(Items from a data source)
——————

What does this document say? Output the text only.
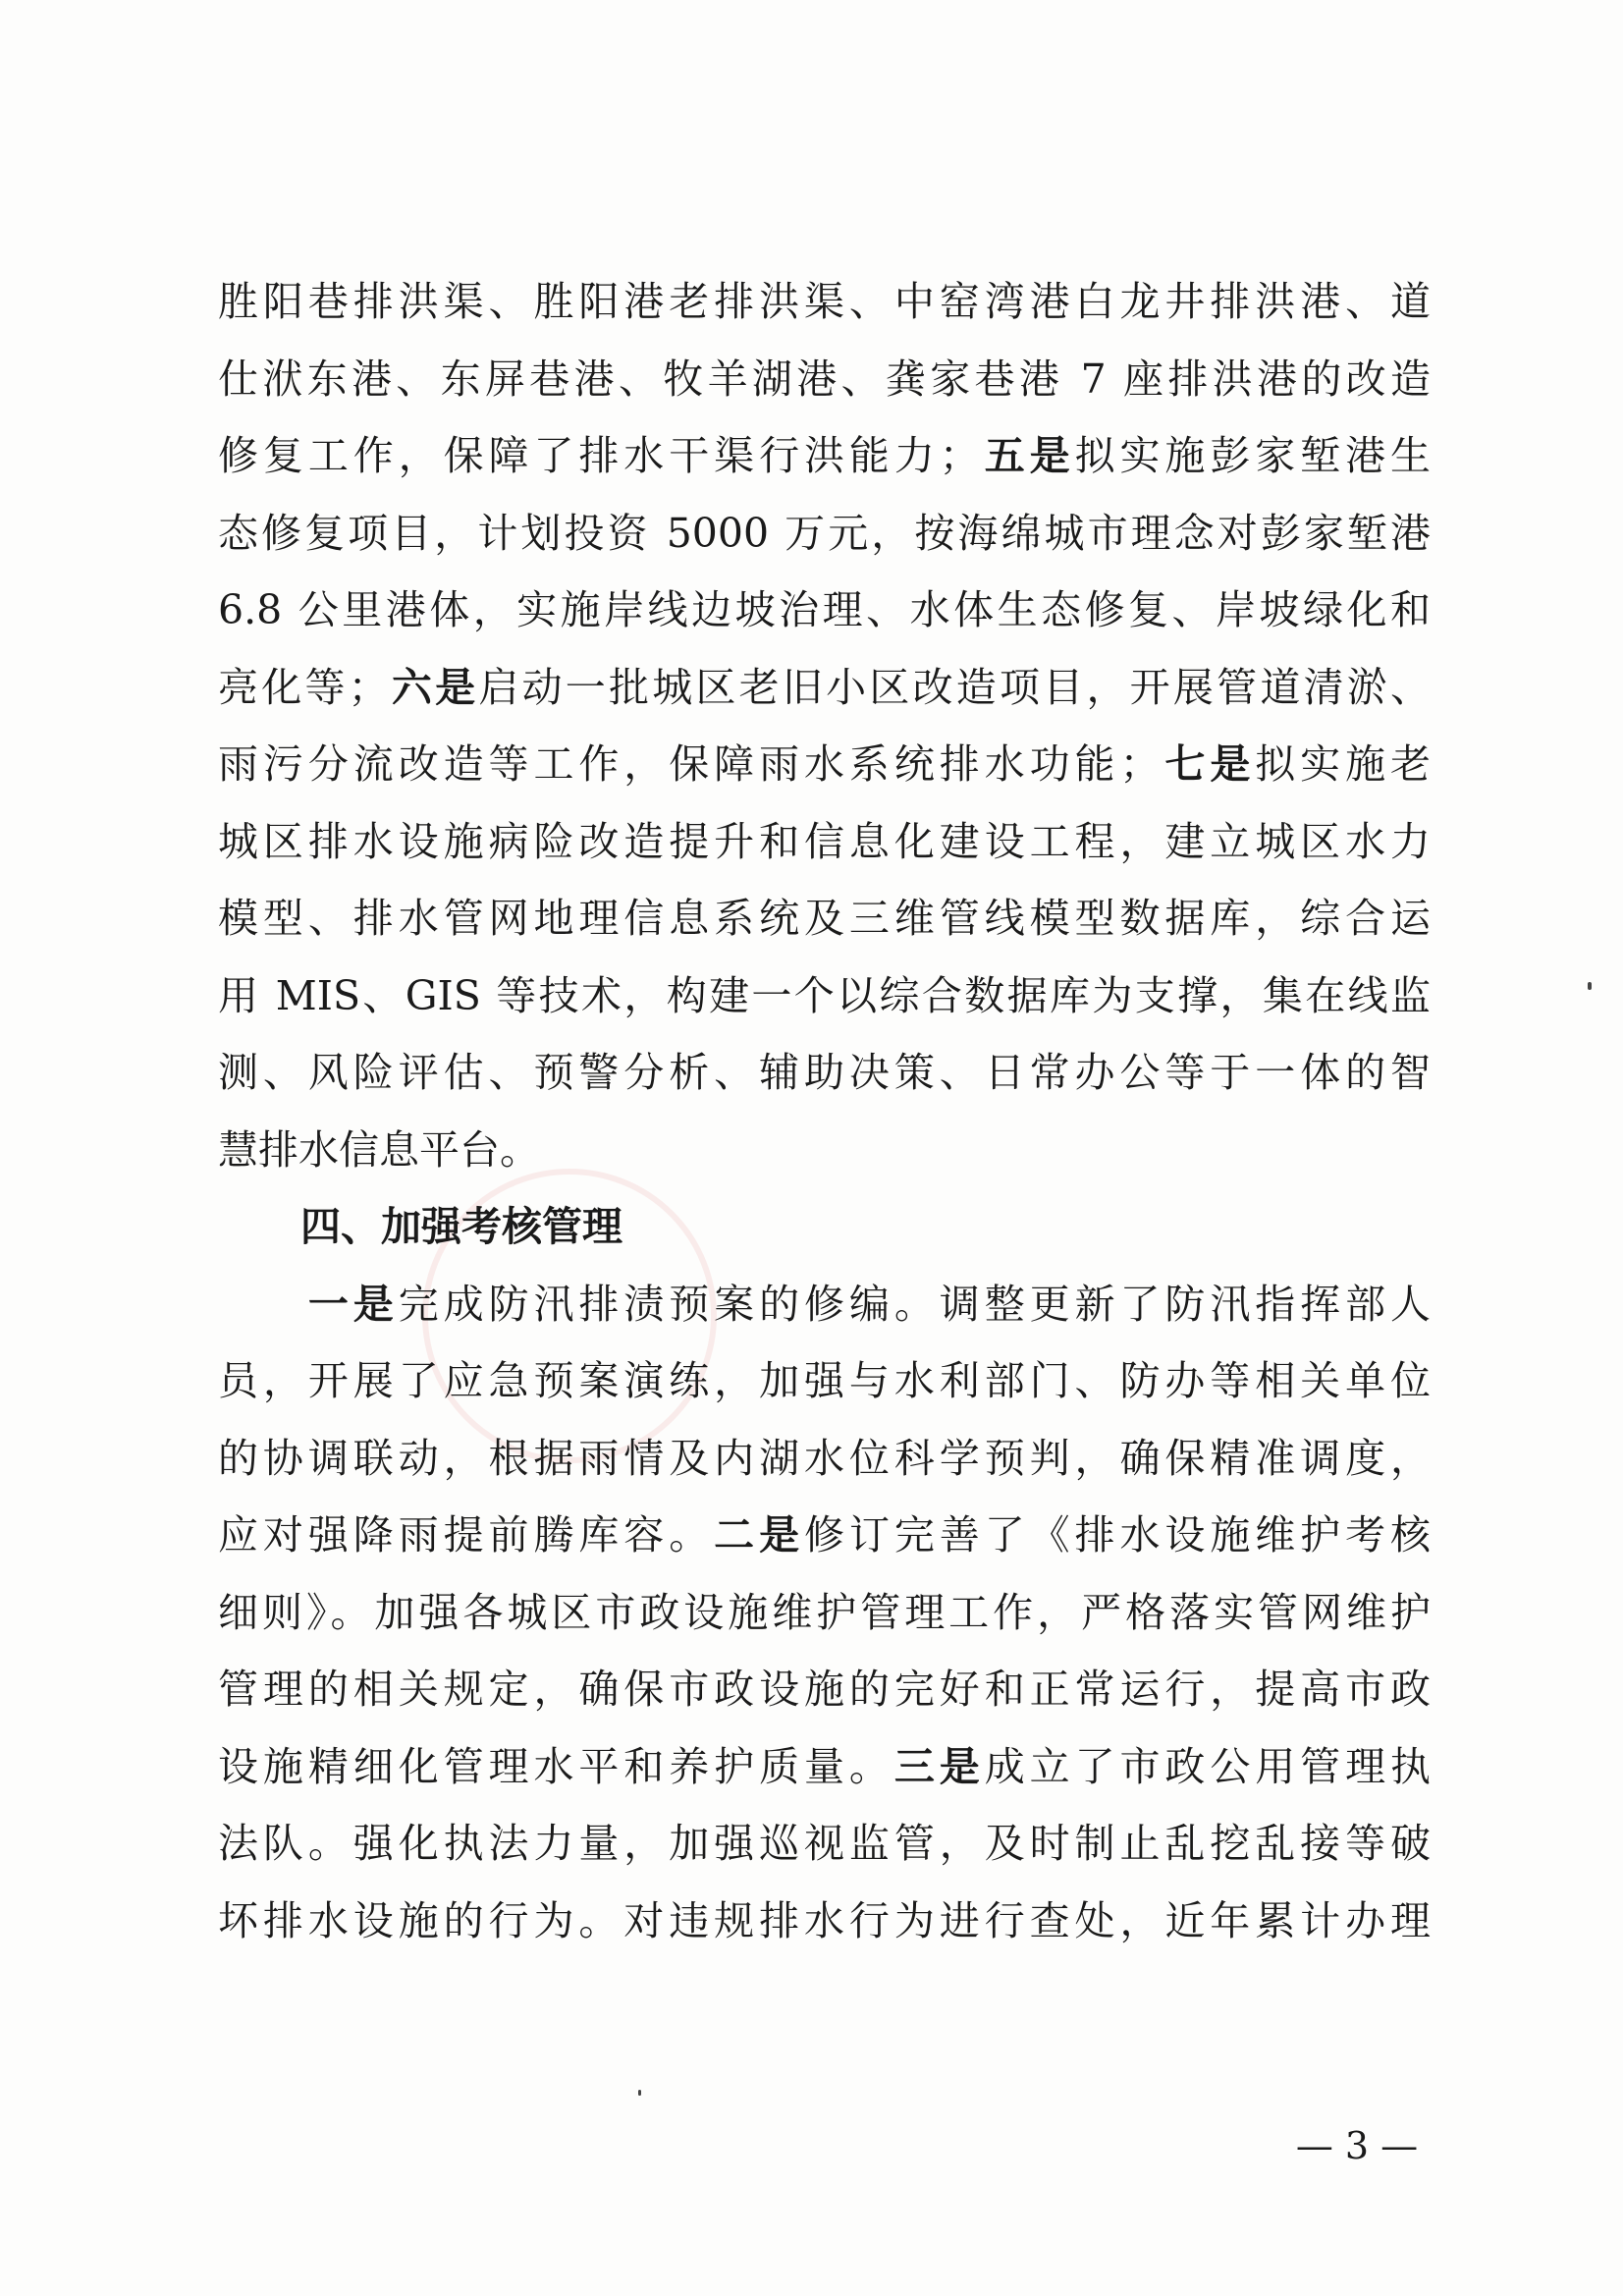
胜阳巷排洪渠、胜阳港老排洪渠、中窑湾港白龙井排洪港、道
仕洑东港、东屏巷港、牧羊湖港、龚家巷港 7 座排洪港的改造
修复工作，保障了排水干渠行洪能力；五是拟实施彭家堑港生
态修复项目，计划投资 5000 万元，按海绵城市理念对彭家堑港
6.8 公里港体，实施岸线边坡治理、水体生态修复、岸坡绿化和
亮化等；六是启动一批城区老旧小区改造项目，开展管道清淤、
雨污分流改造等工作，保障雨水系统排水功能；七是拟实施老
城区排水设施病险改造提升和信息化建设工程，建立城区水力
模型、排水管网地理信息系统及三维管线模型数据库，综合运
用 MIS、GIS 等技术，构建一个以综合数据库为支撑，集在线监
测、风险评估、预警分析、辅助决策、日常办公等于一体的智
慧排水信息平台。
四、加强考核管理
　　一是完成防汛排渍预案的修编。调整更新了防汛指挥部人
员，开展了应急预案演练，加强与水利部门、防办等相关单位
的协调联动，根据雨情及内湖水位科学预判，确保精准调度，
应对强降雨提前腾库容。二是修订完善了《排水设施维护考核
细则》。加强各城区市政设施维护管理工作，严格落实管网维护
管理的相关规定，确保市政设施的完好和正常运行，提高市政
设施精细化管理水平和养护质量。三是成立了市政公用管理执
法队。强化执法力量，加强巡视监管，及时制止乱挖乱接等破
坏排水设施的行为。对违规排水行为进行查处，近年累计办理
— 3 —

——————

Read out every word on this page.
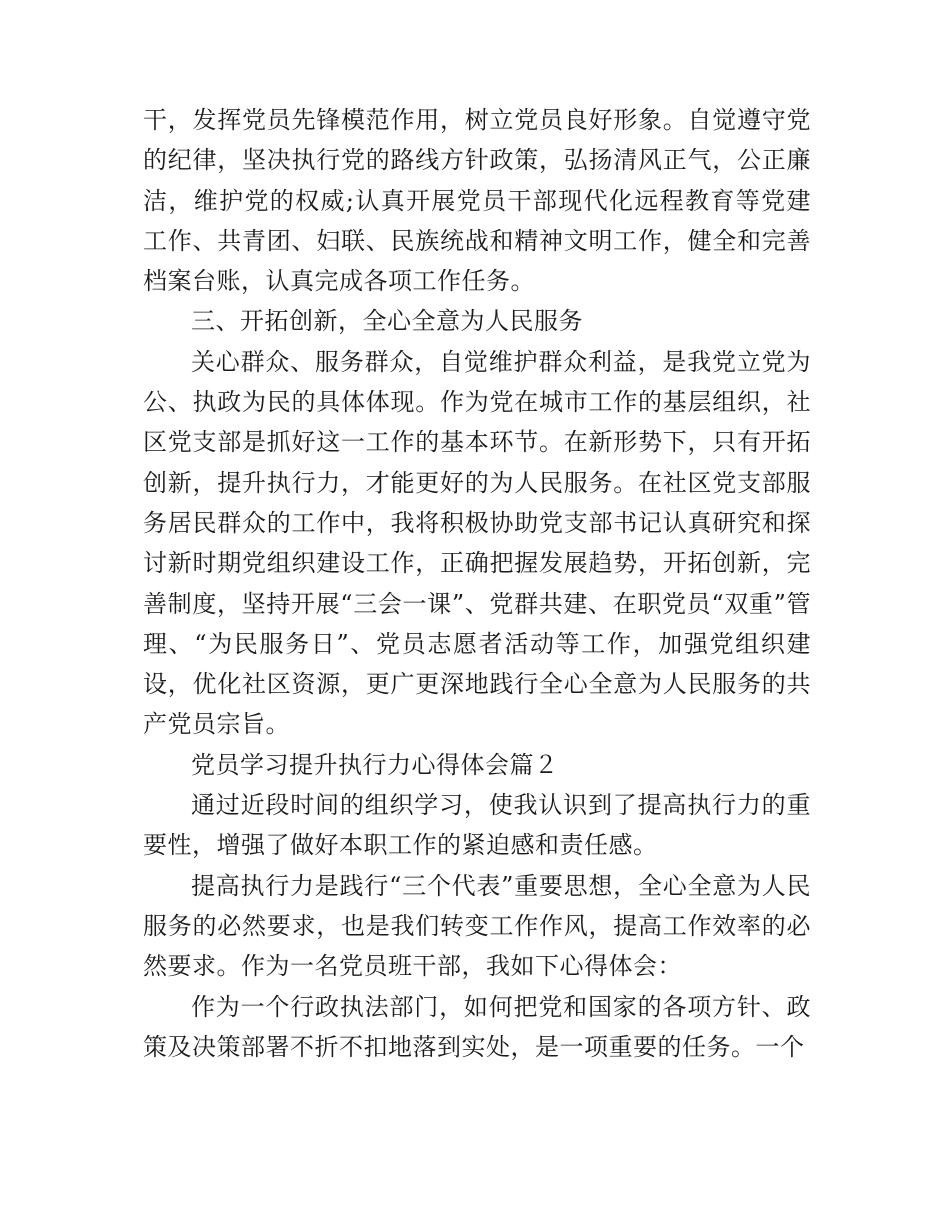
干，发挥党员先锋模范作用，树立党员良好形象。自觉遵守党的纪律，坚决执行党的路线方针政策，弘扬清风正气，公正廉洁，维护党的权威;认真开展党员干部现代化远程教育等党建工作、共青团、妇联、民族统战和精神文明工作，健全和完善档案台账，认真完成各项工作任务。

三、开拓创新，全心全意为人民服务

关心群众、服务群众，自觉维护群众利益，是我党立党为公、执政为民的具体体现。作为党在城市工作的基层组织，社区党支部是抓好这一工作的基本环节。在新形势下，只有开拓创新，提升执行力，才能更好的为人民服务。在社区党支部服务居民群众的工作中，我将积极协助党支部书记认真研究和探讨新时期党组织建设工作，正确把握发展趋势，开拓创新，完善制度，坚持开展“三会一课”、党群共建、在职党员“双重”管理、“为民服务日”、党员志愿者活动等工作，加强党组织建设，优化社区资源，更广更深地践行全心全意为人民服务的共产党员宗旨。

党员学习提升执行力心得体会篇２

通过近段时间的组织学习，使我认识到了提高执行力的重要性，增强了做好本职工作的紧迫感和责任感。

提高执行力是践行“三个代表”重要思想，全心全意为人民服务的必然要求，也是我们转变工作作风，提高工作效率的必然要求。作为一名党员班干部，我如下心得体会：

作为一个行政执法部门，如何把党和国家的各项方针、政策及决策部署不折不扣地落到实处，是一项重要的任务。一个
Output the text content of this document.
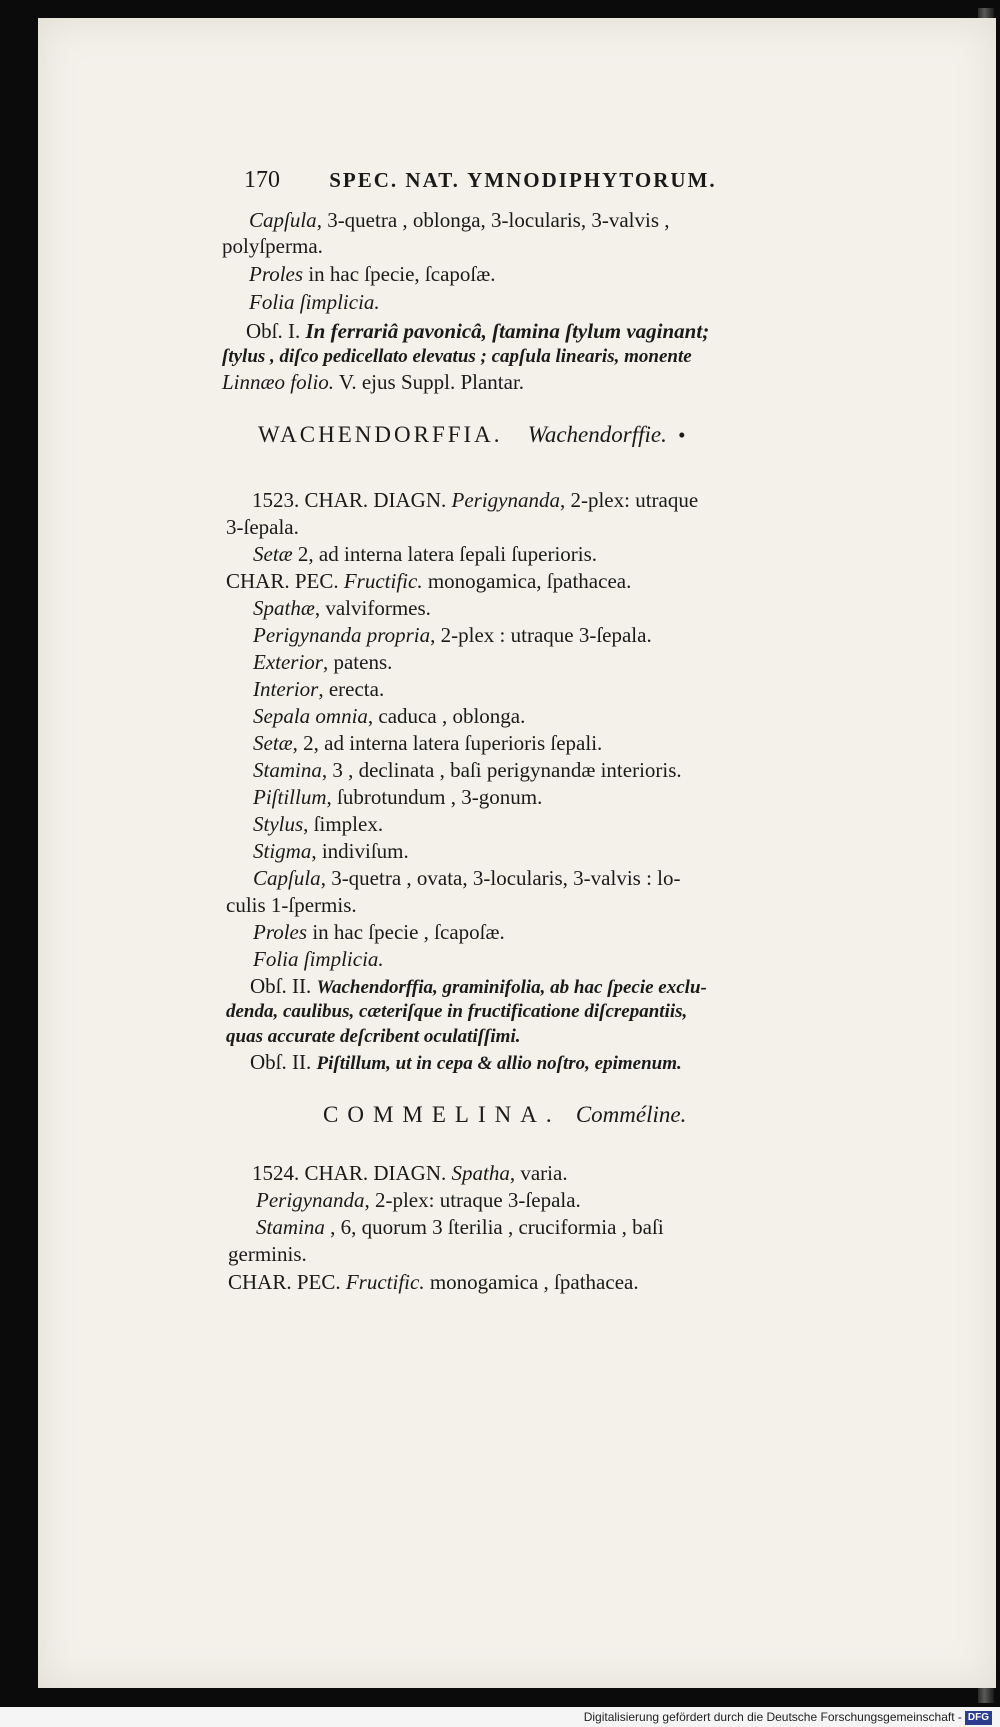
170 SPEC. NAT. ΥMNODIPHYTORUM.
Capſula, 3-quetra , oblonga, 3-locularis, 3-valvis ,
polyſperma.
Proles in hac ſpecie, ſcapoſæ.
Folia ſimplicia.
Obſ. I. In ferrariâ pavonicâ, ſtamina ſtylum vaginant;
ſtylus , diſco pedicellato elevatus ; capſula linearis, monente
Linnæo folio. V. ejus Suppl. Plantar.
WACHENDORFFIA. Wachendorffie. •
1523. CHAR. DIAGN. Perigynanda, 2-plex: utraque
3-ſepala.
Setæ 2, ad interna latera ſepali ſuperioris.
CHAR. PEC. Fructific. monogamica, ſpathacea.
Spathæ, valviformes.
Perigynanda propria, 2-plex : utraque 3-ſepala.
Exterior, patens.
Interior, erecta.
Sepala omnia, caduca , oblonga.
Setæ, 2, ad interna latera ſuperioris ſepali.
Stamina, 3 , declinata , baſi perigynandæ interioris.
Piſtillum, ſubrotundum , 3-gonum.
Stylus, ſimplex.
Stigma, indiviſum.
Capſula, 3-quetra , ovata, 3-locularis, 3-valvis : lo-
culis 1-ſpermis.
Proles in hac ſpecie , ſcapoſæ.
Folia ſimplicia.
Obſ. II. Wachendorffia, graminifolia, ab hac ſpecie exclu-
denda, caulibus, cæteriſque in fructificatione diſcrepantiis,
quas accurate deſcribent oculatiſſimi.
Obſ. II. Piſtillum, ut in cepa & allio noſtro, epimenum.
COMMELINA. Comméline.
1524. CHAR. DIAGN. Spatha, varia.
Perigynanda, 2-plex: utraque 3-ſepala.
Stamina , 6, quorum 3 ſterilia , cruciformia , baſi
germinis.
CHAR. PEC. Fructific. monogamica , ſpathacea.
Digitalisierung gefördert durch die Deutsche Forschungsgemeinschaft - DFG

——————

■ EXERCISE DETAILS
Pick out the lines above containing the word "Proles", then copy them.

■ ANSWER TO THIS EXERCISE
Proles in hac ſpecie, ſcapoſæ.
Proles in hac ſpecie , ſcapoſæ.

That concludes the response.